Aim> Only the number is wanted: how many lines of these entries contain the word "labels"?
============================================================
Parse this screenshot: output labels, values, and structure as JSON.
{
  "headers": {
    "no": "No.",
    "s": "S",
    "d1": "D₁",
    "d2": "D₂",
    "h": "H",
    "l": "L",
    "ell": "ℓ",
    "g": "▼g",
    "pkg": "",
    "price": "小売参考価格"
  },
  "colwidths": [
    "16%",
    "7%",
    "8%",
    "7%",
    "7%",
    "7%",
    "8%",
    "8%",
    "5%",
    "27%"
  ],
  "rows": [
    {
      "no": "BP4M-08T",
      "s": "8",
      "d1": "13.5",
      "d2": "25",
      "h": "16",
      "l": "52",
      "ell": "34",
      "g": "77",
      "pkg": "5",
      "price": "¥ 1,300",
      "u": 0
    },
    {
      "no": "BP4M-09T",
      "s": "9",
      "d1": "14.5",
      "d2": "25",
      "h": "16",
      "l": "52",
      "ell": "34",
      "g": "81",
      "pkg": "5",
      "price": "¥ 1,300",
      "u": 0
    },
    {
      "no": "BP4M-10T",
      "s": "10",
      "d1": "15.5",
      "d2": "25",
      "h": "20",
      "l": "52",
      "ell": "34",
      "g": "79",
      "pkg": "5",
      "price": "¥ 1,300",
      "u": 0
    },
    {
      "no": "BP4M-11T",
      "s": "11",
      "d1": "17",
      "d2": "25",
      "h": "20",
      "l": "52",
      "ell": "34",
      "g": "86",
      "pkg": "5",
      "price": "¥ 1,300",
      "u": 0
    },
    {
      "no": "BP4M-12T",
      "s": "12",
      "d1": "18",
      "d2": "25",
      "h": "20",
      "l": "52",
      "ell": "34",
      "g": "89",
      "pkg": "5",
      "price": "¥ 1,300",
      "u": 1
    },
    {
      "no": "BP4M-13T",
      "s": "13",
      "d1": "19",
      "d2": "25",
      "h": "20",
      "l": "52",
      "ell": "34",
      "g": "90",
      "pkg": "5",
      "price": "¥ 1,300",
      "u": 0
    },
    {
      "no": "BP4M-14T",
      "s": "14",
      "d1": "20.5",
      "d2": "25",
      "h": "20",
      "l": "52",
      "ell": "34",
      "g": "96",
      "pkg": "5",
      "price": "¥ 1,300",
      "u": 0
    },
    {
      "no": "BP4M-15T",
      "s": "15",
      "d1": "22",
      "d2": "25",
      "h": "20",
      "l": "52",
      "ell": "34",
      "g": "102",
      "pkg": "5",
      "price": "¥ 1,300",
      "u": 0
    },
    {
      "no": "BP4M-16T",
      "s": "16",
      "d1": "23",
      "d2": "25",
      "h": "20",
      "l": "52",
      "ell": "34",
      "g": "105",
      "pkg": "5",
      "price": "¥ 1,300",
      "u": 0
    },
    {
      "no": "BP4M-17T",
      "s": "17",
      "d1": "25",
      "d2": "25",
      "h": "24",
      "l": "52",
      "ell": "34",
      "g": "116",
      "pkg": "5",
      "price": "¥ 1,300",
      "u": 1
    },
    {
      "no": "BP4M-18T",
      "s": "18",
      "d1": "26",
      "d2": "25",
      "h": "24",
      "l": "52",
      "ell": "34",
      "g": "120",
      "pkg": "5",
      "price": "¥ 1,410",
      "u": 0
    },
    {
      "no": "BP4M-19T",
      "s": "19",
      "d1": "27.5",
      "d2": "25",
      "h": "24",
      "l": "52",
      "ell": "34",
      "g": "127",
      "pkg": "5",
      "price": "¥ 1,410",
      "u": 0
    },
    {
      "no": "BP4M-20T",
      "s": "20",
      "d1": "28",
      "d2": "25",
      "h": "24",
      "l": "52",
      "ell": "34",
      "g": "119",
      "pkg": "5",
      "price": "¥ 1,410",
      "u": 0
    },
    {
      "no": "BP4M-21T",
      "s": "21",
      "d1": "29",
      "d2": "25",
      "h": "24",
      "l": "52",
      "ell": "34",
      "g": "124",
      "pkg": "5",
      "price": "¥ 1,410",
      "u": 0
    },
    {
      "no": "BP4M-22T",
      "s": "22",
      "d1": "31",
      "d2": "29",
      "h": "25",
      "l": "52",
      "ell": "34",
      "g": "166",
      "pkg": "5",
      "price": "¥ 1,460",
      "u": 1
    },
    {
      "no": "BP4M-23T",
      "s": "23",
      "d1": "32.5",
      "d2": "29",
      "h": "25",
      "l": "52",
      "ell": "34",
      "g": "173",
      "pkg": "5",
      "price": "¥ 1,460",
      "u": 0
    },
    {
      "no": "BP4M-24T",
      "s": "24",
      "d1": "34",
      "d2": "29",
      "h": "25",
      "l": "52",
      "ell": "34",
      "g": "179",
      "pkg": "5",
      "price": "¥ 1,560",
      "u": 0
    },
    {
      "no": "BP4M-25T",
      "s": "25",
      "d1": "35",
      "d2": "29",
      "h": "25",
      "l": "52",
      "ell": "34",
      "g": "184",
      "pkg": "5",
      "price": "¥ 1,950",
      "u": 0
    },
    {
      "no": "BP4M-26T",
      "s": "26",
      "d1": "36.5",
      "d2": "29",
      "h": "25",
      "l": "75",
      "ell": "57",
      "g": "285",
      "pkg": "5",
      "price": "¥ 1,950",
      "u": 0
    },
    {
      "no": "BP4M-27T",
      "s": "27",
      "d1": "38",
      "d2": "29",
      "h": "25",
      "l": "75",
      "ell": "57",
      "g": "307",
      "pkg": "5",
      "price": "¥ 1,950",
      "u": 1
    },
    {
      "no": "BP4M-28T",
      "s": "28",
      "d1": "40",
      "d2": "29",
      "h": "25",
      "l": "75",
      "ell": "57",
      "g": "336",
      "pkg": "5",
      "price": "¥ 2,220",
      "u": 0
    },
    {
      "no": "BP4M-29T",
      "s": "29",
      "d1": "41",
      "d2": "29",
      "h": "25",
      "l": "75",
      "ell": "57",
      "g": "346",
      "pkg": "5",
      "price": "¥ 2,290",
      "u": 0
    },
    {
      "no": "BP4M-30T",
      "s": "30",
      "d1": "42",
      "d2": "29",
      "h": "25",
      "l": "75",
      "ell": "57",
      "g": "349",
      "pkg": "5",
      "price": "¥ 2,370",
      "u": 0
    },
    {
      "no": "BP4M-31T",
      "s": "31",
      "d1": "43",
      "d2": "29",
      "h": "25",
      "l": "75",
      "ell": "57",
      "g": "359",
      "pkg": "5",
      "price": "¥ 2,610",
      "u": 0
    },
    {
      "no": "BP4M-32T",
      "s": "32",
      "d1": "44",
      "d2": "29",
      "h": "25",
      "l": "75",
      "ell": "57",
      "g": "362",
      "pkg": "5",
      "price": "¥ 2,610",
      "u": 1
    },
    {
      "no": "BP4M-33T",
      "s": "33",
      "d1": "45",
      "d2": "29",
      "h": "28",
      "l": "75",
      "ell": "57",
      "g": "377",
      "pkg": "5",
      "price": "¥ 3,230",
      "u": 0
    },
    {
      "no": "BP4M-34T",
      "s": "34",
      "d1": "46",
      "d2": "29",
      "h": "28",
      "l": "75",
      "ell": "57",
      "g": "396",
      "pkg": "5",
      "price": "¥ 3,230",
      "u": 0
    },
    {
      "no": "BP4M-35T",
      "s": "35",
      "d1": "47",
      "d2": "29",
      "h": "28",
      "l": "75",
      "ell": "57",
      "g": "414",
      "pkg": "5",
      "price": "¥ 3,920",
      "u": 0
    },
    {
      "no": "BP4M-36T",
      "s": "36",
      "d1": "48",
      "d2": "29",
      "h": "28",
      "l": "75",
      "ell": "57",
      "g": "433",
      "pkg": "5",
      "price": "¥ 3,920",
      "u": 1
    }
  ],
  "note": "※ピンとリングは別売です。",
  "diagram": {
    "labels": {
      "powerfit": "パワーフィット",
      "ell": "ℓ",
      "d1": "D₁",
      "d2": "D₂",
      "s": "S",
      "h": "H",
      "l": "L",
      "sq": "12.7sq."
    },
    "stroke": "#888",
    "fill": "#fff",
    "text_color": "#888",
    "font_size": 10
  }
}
============================================================
Solved problem> 2